## Task description
Only the number is wanted: how many lines in the data contain "following"?

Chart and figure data
-=-=-
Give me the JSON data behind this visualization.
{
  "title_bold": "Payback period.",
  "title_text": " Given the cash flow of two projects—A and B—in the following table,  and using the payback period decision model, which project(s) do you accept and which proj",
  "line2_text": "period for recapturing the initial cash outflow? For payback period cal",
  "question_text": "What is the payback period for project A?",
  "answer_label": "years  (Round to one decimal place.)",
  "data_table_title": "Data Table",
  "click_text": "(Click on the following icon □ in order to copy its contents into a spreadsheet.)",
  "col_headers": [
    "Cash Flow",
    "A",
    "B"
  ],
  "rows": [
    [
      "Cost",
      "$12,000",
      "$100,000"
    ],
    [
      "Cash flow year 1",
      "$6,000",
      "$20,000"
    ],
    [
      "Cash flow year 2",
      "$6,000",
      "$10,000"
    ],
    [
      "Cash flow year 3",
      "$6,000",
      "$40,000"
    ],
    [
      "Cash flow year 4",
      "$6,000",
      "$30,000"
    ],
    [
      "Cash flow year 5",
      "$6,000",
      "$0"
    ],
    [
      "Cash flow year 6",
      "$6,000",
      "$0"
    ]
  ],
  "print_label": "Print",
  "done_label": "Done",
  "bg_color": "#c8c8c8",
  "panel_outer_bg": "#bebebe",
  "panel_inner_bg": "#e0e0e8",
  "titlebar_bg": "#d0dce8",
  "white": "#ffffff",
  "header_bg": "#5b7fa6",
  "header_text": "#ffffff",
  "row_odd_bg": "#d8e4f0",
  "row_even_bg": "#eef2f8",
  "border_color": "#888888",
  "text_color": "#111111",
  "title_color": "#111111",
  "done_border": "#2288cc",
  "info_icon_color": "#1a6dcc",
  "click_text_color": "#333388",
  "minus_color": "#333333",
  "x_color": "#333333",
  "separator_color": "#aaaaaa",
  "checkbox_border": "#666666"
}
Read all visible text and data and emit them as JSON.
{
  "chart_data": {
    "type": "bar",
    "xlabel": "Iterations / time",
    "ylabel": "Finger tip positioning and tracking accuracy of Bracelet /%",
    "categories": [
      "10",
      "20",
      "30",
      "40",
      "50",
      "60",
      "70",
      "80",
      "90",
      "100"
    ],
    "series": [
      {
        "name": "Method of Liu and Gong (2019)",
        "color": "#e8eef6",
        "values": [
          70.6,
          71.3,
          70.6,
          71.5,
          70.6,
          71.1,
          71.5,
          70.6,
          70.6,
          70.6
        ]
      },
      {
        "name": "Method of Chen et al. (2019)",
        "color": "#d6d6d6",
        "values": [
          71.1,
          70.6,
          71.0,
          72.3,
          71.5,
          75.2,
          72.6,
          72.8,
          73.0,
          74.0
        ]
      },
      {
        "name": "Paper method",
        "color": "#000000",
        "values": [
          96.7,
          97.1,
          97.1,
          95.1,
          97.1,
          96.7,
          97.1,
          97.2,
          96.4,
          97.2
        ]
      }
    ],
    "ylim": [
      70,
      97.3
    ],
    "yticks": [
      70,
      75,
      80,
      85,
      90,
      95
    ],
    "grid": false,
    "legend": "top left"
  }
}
-=-=-
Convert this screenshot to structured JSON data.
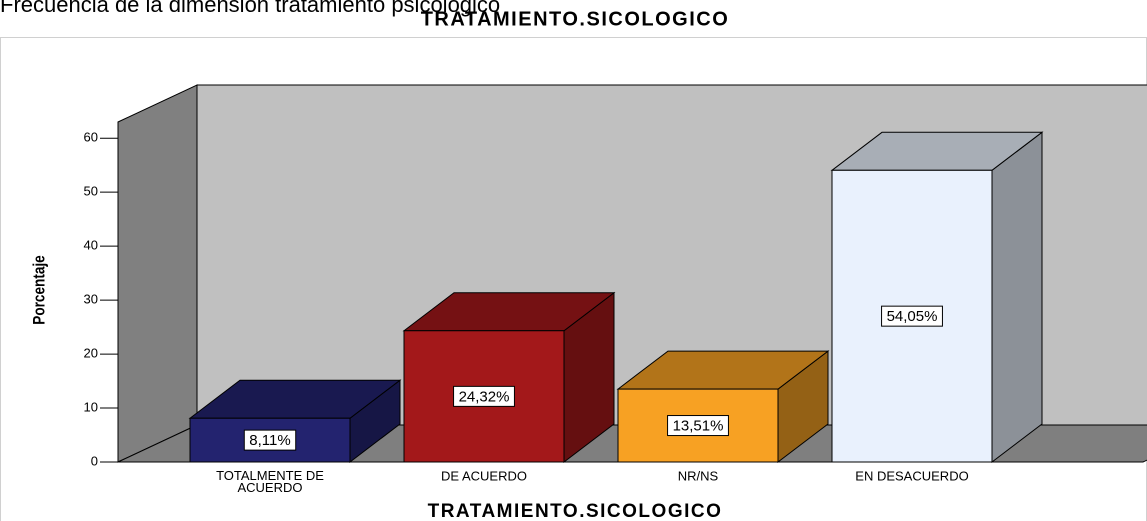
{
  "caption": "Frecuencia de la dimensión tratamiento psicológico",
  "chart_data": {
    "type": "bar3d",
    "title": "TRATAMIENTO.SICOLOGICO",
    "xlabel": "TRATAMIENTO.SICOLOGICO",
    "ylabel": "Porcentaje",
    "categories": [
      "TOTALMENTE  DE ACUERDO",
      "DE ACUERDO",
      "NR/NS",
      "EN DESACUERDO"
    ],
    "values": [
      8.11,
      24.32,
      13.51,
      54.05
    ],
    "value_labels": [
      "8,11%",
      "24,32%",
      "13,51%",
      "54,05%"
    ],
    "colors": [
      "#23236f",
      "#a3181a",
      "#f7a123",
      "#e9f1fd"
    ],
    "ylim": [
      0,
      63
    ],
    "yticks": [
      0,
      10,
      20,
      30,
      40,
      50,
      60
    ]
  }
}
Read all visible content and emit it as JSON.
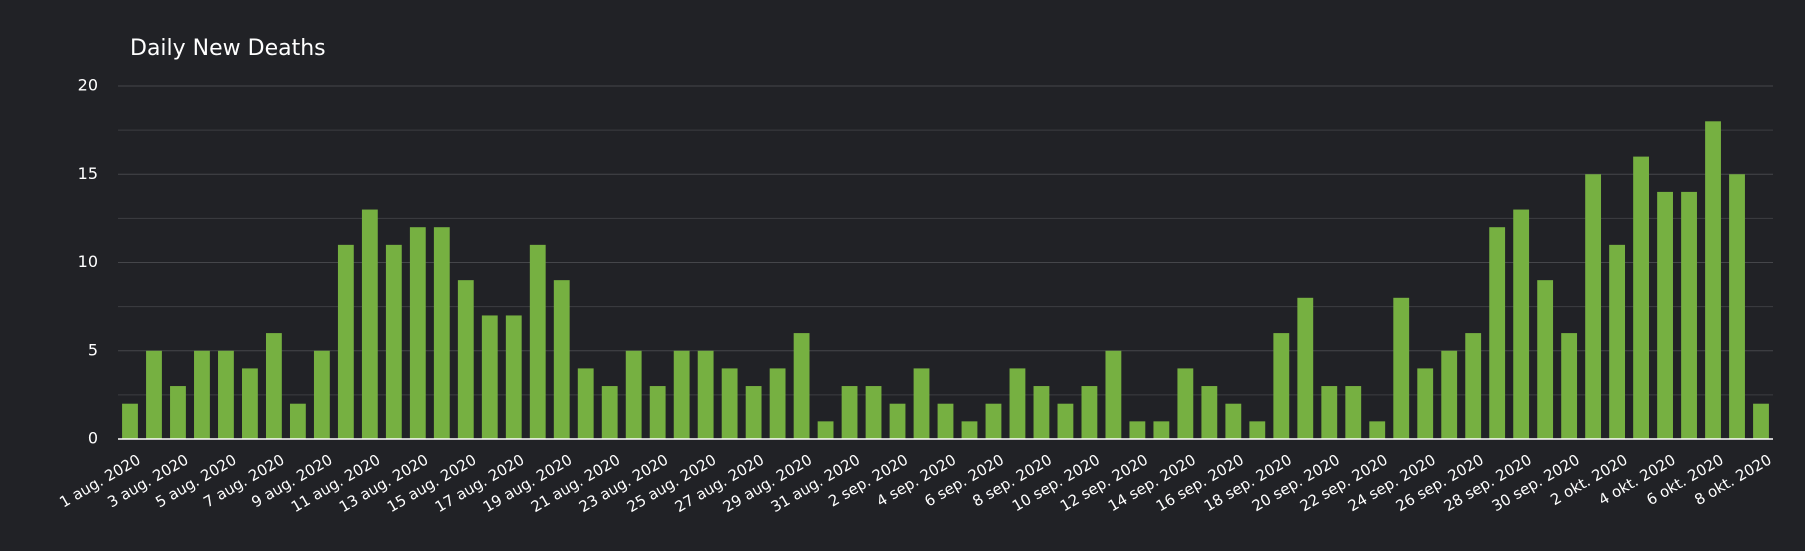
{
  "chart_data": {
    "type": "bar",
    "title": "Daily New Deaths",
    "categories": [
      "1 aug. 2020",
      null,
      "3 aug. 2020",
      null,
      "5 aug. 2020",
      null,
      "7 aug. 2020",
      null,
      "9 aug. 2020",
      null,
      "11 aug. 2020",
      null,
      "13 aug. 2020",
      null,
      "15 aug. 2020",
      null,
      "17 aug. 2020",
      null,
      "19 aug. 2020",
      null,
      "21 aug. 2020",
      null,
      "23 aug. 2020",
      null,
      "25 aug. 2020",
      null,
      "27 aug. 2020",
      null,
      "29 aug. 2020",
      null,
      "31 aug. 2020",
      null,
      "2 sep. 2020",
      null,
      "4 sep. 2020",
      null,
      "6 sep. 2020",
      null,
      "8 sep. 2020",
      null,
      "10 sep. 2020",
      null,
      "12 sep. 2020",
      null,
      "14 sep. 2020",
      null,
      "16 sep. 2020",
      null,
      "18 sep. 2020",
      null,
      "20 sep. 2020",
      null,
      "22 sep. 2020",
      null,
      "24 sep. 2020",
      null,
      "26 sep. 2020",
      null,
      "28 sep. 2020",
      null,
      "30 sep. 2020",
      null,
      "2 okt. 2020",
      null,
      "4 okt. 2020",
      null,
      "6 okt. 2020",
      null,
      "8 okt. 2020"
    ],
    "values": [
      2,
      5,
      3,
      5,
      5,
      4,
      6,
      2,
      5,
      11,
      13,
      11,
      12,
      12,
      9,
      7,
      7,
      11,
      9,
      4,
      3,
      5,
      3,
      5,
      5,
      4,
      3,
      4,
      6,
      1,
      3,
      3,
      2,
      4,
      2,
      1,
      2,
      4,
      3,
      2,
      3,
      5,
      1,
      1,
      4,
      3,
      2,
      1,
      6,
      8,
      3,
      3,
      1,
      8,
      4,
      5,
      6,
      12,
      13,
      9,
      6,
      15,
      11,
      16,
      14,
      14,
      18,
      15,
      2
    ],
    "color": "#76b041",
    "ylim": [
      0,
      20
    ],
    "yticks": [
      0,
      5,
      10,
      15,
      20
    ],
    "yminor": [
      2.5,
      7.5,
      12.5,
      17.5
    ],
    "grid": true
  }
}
-=-=-
## Answer for this exercise
2